◆ **GIVEN TASK**
List each line of the data in which the string "losing" appears.

··· ENTRIES SHOWN ···

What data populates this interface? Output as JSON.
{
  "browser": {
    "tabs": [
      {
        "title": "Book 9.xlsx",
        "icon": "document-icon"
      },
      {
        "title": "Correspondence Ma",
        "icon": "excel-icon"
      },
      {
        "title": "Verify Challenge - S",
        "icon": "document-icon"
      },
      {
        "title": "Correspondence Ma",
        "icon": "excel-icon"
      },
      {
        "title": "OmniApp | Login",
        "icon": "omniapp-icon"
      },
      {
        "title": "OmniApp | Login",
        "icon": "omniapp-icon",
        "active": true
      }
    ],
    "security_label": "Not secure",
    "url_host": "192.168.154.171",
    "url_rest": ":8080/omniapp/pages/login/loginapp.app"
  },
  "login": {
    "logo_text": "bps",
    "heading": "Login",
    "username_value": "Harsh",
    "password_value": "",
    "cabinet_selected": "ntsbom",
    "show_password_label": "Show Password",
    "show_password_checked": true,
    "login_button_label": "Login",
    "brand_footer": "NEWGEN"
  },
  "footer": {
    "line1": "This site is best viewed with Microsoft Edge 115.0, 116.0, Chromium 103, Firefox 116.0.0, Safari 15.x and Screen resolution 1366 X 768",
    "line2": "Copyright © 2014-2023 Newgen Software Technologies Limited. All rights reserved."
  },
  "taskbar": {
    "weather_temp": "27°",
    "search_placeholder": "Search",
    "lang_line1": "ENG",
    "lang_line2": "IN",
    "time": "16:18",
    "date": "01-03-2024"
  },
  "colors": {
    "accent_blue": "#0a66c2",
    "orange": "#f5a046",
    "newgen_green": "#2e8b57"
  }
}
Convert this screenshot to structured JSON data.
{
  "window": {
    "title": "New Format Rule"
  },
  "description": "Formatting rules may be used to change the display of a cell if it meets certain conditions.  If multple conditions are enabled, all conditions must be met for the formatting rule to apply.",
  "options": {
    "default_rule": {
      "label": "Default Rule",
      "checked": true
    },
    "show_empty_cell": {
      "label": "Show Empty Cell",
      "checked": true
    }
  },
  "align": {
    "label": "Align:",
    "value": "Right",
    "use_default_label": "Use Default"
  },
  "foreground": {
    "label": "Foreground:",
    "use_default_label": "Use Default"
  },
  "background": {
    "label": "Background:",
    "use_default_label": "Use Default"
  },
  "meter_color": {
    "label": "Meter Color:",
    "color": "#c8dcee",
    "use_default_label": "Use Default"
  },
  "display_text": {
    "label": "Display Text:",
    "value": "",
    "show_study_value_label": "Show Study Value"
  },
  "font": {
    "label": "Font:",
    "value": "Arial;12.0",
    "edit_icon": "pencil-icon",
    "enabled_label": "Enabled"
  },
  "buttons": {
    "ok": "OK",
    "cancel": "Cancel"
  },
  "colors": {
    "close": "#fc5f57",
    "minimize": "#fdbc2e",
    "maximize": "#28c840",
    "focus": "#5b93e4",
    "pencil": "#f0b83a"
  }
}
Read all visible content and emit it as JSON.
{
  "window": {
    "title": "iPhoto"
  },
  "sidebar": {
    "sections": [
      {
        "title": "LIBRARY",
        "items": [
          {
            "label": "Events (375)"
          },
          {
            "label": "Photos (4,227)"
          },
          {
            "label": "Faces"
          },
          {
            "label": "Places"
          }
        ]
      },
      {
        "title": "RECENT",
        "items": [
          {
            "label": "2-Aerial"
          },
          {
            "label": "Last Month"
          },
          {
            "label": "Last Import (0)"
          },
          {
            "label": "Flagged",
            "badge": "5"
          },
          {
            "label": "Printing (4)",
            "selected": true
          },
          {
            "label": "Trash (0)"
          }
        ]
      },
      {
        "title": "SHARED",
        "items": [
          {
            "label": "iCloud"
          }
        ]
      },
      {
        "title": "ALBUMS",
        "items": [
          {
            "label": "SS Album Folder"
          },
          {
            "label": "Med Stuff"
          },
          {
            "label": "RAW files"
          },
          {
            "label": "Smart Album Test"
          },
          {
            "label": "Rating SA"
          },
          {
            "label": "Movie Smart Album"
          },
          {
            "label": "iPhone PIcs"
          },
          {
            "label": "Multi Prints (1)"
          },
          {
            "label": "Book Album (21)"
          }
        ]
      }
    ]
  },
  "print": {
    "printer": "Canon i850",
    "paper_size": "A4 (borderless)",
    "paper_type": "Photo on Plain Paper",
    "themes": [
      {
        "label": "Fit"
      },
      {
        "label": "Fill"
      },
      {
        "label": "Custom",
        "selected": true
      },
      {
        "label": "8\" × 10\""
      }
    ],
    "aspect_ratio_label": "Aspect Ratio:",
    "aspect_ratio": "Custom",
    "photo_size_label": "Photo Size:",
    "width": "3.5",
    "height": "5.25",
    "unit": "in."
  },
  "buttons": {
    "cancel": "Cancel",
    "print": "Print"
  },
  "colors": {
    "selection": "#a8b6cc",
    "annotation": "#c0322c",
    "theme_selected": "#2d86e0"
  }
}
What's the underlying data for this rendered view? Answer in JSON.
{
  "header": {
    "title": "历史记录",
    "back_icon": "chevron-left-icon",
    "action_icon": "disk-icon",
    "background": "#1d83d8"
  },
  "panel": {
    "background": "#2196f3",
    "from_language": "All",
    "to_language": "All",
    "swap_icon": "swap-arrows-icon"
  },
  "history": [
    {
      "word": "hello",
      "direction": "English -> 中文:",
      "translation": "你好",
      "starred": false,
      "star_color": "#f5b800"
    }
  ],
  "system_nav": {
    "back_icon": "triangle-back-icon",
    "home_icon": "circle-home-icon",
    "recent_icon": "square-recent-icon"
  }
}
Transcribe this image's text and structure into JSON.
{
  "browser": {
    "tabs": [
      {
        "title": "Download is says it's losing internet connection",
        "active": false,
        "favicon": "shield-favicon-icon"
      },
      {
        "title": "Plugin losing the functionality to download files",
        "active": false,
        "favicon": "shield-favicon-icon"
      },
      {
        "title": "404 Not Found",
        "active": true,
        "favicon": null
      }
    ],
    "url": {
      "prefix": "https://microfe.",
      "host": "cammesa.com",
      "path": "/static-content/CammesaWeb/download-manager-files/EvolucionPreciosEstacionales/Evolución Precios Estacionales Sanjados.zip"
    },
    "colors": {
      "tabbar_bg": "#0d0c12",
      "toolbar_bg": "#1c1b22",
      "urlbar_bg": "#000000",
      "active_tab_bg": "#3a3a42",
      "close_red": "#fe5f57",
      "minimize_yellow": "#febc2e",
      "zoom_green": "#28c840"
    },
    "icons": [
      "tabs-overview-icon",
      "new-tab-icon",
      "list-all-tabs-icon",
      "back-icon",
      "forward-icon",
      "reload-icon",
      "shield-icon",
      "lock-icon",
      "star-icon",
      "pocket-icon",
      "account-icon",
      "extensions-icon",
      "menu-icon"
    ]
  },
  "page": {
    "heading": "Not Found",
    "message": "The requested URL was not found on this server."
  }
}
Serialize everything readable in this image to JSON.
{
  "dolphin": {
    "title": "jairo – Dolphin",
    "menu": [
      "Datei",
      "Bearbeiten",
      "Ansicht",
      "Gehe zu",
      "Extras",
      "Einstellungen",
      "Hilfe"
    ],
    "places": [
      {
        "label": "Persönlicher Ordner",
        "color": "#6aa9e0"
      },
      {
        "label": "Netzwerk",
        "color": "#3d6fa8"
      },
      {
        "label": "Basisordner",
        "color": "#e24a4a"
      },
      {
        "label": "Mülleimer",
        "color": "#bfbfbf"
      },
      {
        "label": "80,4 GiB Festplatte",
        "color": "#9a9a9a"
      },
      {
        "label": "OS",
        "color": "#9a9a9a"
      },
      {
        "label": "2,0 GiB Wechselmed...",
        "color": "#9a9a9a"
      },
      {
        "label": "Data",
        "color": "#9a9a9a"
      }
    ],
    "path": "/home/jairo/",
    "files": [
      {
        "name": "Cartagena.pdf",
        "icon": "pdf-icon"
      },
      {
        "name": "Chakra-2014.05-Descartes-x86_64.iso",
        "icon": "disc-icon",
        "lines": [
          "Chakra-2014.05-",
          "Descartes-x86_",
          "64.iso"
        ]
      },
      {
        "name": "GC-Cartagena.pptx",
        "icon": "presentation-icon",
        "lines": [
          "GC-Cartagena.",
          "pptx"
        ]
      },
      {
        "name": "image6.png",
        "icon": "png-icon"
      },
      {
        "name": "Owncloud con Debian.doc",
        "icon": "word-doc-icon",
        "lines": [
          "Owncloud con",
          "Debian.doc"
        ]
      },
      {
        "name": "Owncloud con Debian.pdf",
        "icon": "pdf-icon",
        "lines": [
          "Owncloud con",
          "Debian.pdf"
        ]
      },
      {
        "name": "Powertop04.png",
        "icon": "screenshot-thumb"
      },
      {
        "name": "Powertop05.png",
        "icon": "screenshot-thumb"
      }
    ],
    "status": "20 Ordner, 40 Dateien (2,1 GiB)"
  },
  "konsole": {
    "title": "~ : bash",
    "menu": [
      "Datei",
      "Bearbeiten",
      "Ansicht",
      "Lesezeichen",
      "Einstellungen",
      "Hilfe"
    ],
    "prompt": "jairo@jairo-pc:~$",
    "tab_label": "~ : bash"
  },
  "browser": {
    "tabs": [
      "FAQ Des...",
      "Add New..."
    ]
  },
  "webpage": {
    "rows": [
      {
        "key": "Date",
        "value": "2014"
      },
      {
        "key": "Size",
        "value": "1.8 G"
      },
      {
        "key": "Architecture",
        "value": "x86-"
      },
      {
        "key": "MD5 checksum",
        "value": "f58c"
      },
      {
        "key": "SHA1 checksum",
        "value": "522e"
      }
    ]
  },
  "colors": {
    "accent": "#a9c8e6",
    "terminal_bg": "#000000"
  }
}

···

◆ **EXERCISE OUTPUT**
        "title": "Download is says it's losing internet connection",
        "title": "Plugin losing the functionality to download files",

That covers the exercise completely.